(DATA EXCERPTS)
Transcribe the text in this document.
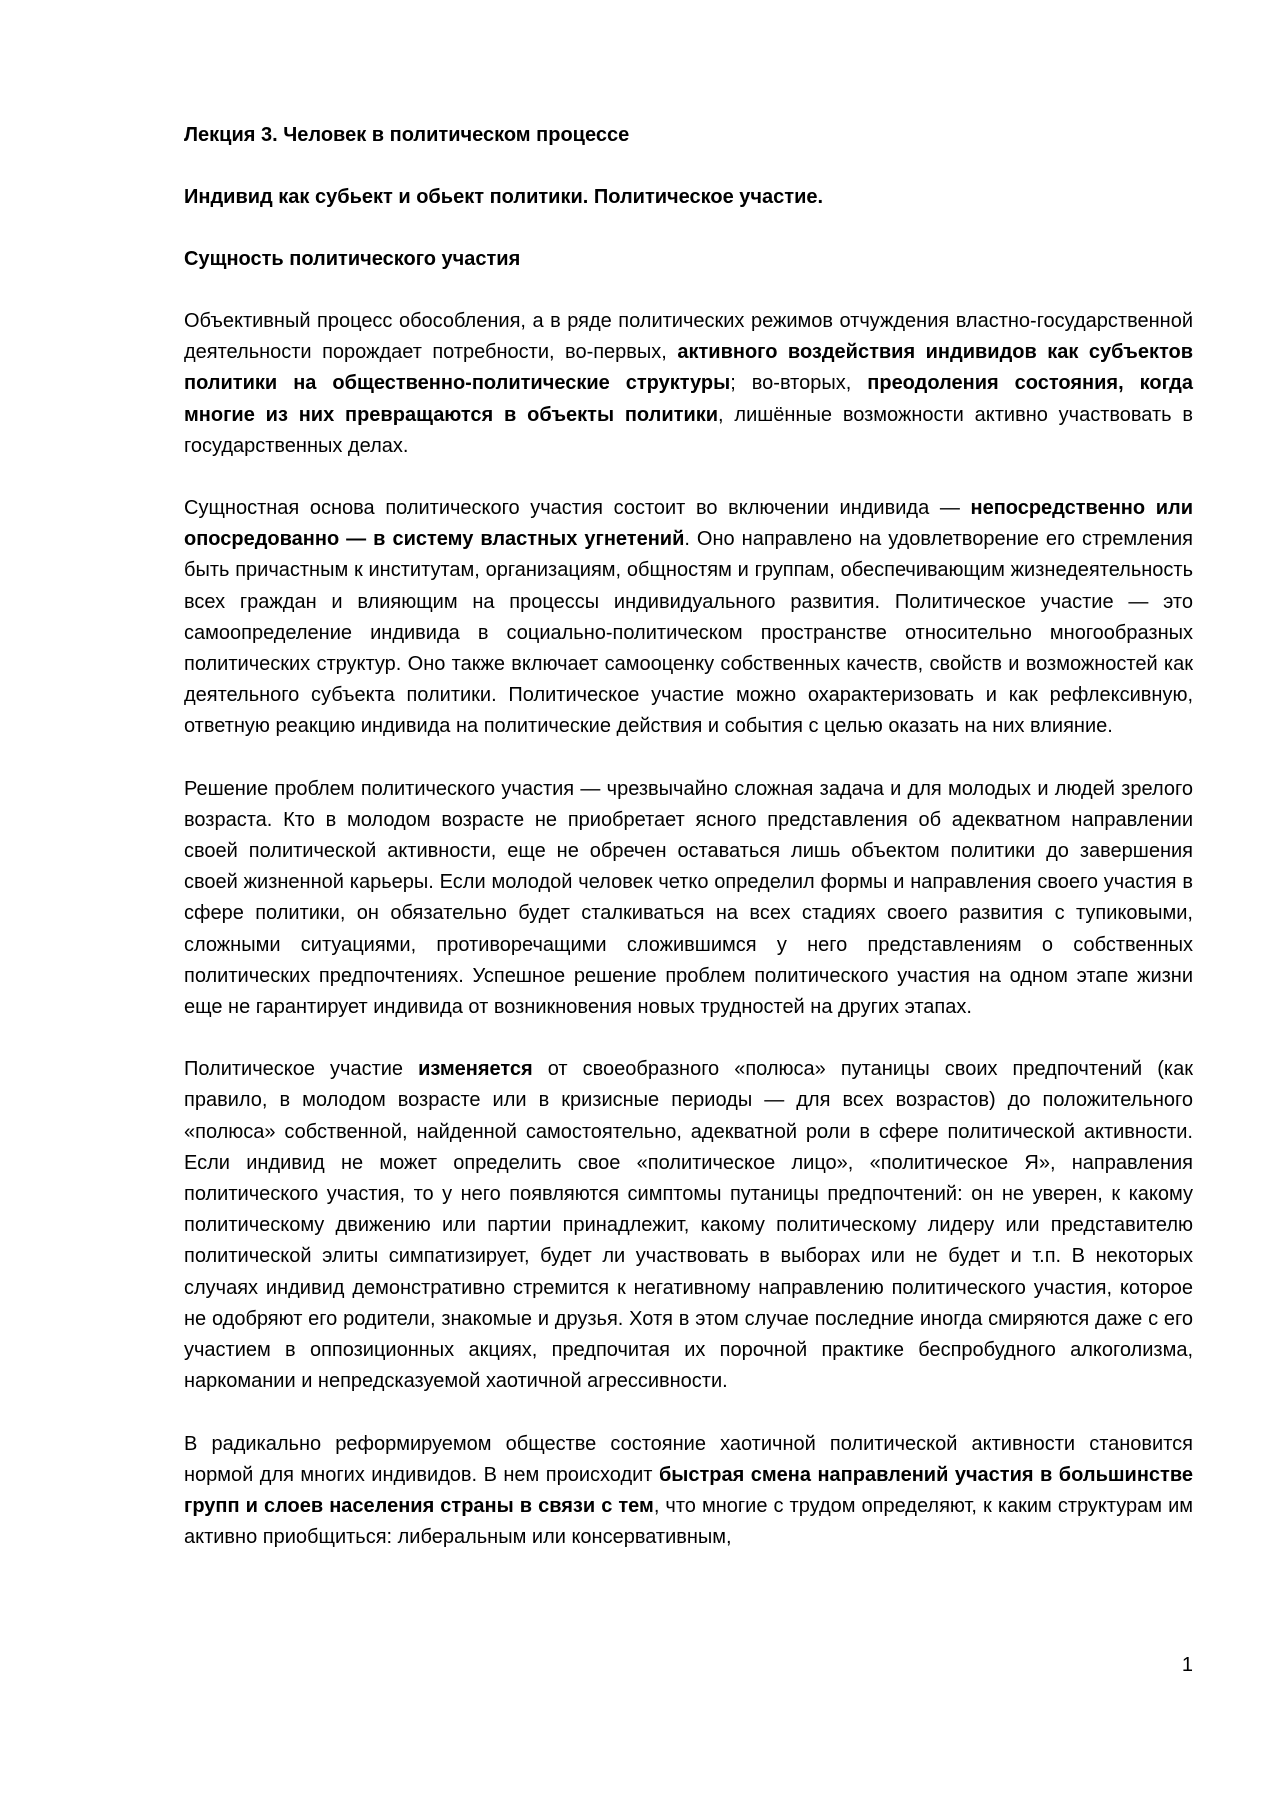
Лекция 3. Человек в политическом процессе
Индивид как субьект и обьект политики. Политическое участие.
Сущность политического участия
Объективный процесс обособления, а в ряде политических режимов отчуждения властно-государственной деятельности порождает потребности, во-первых, активного воздействия индивидов как субъектов политики на общественно-политические структуры; во-вторых, преодоления состояния, когда многие из них превращаются в объекты политики, лишённые возможности активно участвовать в государственных делах.
Сущностная основа политического участия состоит во включении индивида — непосредственно или опосредованно — в систему властных угнетений. Оно направлено на удовлетворение его стремления быть причастным к институтам, организациям, общностям и группам, обеспечивающим жизнедеятельность всех граждан и влияющим на процессы индивидуального развития. Политическое участие — это самоопределение индивида в социально-политическом пространстве относительно многообразных политических структур. Оно также включает самооценку собственных качеств, свойств и возможностей как деятельного субъекта политики. Политическое участие можно охарактеризовать и как рефлексивную, ответную реакцию индивида на политические действия и события с целью оказать на них влияние.
Решение проблем политического участия — чрезвычайно сложная задача и для молодых и людей зрелого возраста. Кто в молодом возрасте не приобретает ясного представления об адекватном направлении своей политической активности, еще не обречен оставаться лишь объектом политики до завершения своей жизненной карьеры. Если молодой человек четко определил формы и направления своего участия в сфере политики, он обязательно будет сталкиваться на всех стадиях своего развития с тупиковыми, сложными ситуациями, противоречащими сложившимся у него представлениям о собственных политических предпочтениях. Успешное решение проблем политического участия на одном этапе жизни еще не гарантирует индивида от возникновения новых трудностей на других этапах.
Политическое участие изменяется от своеобразного «полюса» путаницы своих предпочтений (как правило, в молодом возрасте или в кризисные периоды — для всех возрастов) до положительного «полюса» собственной, найденной самостоятельно, адекватной роли в сфере политической активности. Если индивид не может определить свое «политическое лицо», «политическое Я», направления политического участия, то у него появляются симптомы путаницы предпочтений: он не уверен, к какому политическому движению или партии принадлежит, какому политическому лидеру или представителю политической элиты симпатизирует, будет ли участвовать в выборах или не будет и т.п. В некоторых случаях индивид демонстративно стремится к негативному направлению политического участия, которое не одобряют его родители, знакомые и друзья. Хотя в этом случае последние иногда смиряются даже с его участием в оппозиционных акциях, предпочитая их порочной практике беспробудного алкоголизма, наркомании и непредсказуемой хаотичной агрессивности.
В радикально реформируемом обществе состояние хаотичной политической активности становится нормой для многих индивидов. В нем происходит быстрая смена направлений участия в большинстве групп и слоев населения страны в связи с тем, что многие с трудом определяют, к каким структурам им активно приобщиться: либеральным или консервативным,
1
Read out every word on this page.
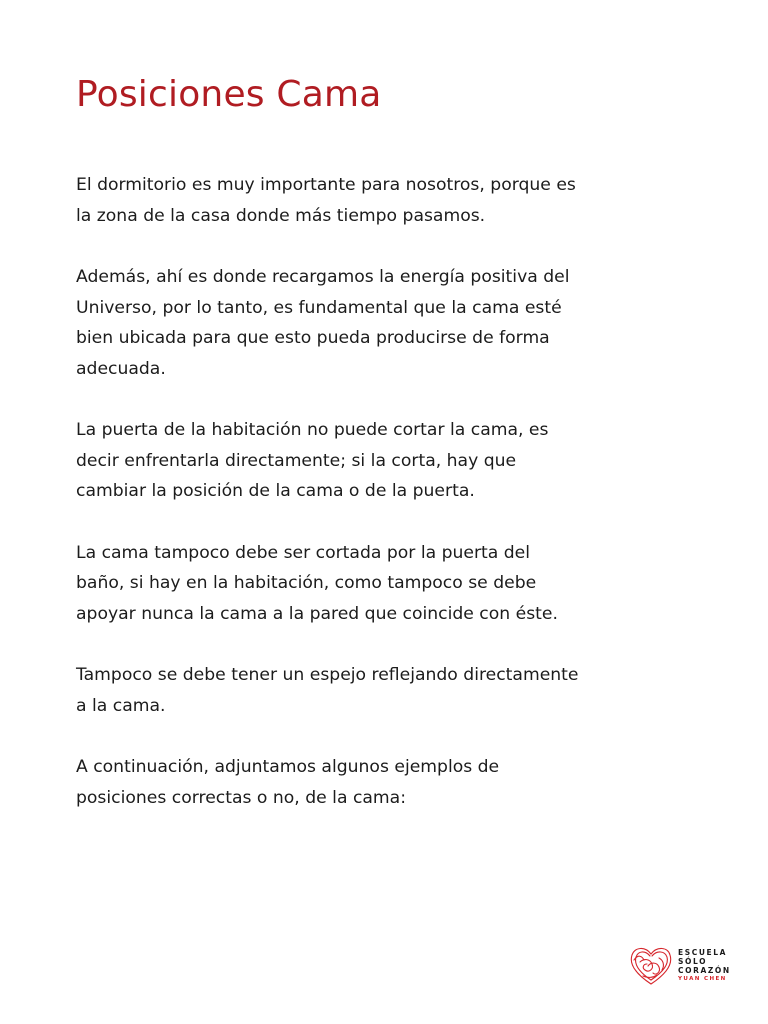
Posiciones Cama

El dormitorio es muy importante para nosotros, porque es
la zona de la casa donde más tiempo pasamos.

Además, ahí es donde recargamos la energía positiva del
Universo, por lo tanto, es fundamental que la cama esté
bien ubicada para que esto pueda producirse de forma
adecuada.

La puerta de la habitación no puede cortar la cama, es
decir enfrentarla directamente; si la corta, hay que
cambiar la posición de la cama o de la puerta.

La cama tampoco debe ser cortada por la puerta del
baño, si hay en la habitación, como tampoco se debe
apoyar nunca la cama a la pared que coincide con éste.

Tampoco se debe tener un espejo reflejando directamente
a la cama.

A continuación, adjuntamos algunos ejemplos de
posiciones correctas o no, de la cama:

ESCUELA
SÓLO
CORAZÓN
YUAN CHEN
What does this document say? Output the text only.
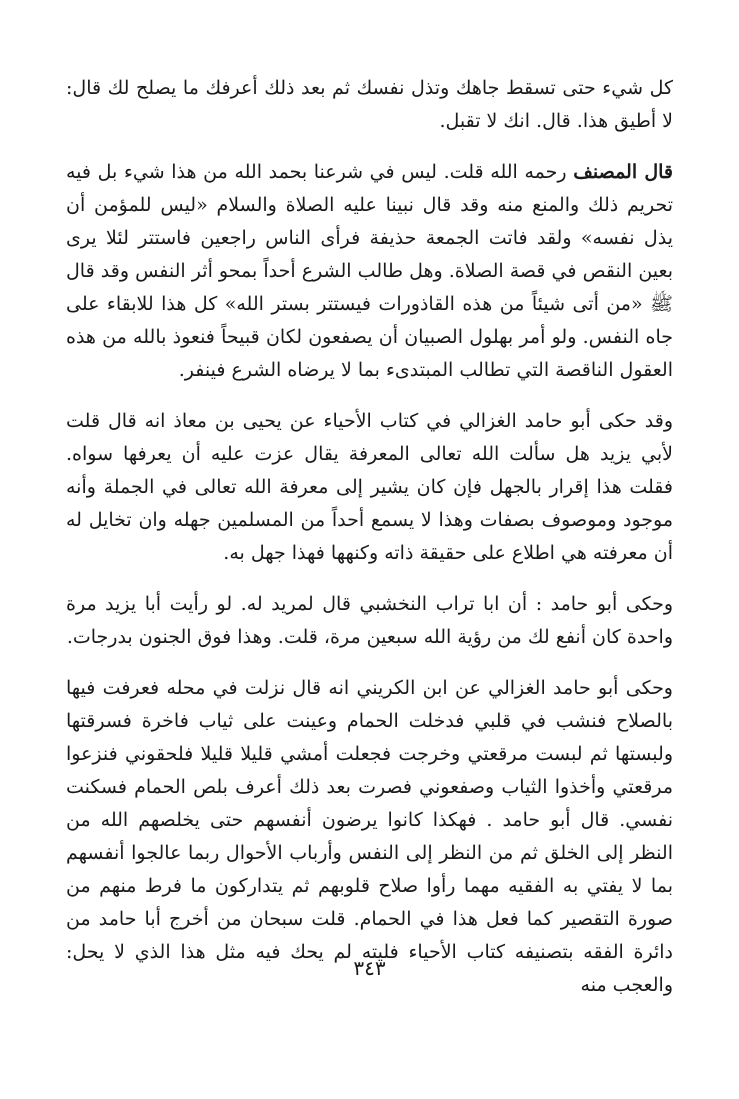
كل شيء حتى تسقط جاهك وتذل نفسك ثم بعد ذلك أعرفك ما يصلح لك قال: لا أطيق هذا. قال. انك لا تقبل.

قال المصنف رحمه الله قلت. ليس في شرعنا بحمد الله من هذا شيء بل فيه تحريم ذلك والمنع منه وقد قال نبينا عليه الصلاة والسلام «ليس للمؤمن أن يذل نفسه» ولقد فاتت الجمعة حذيفة فرأى الناس راجعين فاستتر لئلا يرى بعين النقص في قصة الصلاة. وهل طالب الشرع أحداً بمحو أثر النفس وقد قال ﷺ «من أتى شيئاً من هذه القاذورات فيستتر بستر الله» كل هذا للابقاء على جاه النفس. ولو أمر بهلول الصبيان أن يصفعون لكان قبيحاً فنعوذ بالله من هذه العقول الناقصة التي تطالب المبتدىء بما لا يرضاه الشرع فينفر.

وقد حكى أبو حامد الغزالي في كتاب الأحياء عن يحيى بن معاذ انه قال قلت لأبي يزيد هل سألت الله تعالى المعرفة يقال عزت عليه أن يعرفها سواه. فقلت هذا إقرار بالجهل فإن كان يشير إلى معرفة الله تعالى في الجملة وأنه موجود وموصوف بصفات وهذا لا يسمع أحداً من المسلمين جهله وان تخايل له أن معرفته هي اطلاع على حقيقة ذاته وكنهها فهذا جهل به.

وحكى أبو حامد : أن ابا تراب النخشبي قال لمريد له. لو رأيت أبا يزيد مرة واحدة كان أنفع لك من رؤية الله سبعين مرة، قلت. وهذا فوق الجنون بدرجات.

وحكى أبو حامد الغزالي عن ابن الكريني انه قال نزلت في محله فعرفت فيها بالصلاح فنشب في قلبي فدخلت الحمام وعينت على ثياب فاخرة فسرقتها ولبستها ثم لبست مرقعتي وخرجت فجعلت أمشي قليلا قليلا فلحقوني فنزعوا مرقعتي وأخذوا الثياب وصفعوني فصرت بعد ذلك أعرف بلص الحمام فسكنت نفسي. قال أبو حامد . فهكذا كانوا يرضون أنفسهم حتى يخلصهم الله من النظر إلى الخلق ثم من النظر إلى النفس وأرباب الأحوال ربما عالجوا أنفسهم بما لا يفتي به الفقيه مهما رأوا صلاح قلوبهم ثم يتداركون ما فرط منهم من صورة التقصير كما فعل هذا في الحمام. قلت سبحان من أخرج أبا حامد من دائرة الفقه بتصنيفه كتاب الأحياء فليته لم يحك فيه مثل هذا الذي لا يحل: والعجب منه

٣٤٣
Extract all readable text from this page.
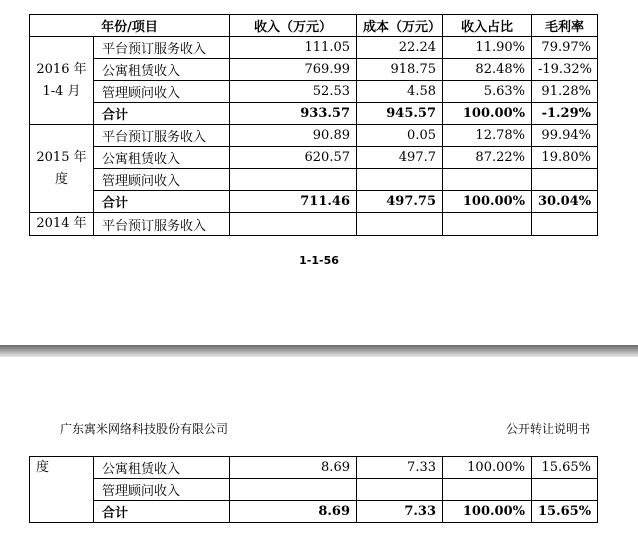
年份/项目		收入（万元）	成本（万元）	收入占比	毛利率
2016 年 1-4 月	平台预订服务收入	111.05	22.24	11.90%	79.97%
	公寓租赁收入	769.99	918.75	82.48%	-19.32%
	管理顾问收入	52.53	4.58	5.63%	91.28%
	合计	933.57	945.57	100.00%	-1.29%
2015 年度	平台预订服务收入	90.89	0.05	12.78%	99.94%
	公寓租赁收入	620.57	497.7	87.22%	19.80%
	管理顾问收入				
	合计	711.46	497.75	100.00%	30.04%
2014 年	平台预订服务收入				
1-1-56
广东寓米网络科技股份有限公司	公开转让说明书
度	公寓租赁收入	8.69	7.33	100.00%	15.65%
	管理顾问收入				
	合计	8.69	7.33	100.00%	15.65%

(GIVEN REQUEST) Begin at the line containing "Extract all readable text from this page." and extract every line through the end of the records, inclusive, exactly and only; omit pictures.

(ANSWER FOR THIS EXERCISE)
Extract all readable text from this page.
年份/项目		收入（万元）	成本（万元）	收入占比	毛利率
2016 年 1-4 月	平台预订服务收入	111.05	22.24	11.90%	79.97%
	公寓租赁收入	769.99	918.75	82.48%	-19.32%
	管理顾问收入	52.53	4.58	5.63%	91.28%
	合计	933.57	945.57	100.00%	-1.29%
2015 年度	平台预订服务收入	90.89	0.05	12.78%	99.94%
	公寓租赁收入	620.57	497.7	87.22%	19.80%
	管理顾问收入				
	合计	711.46	497.75	100.00%	30.04%
2014 年	平台预订服务收入				
1-1-56
广东寓米网络科技股份有限公司	公开转让说明书
度	公寓租赁收入	8.69	7.33	100.00%	15.65%
	管理顾问收入				
	合计	8.69	7.33	100.00%	15.65%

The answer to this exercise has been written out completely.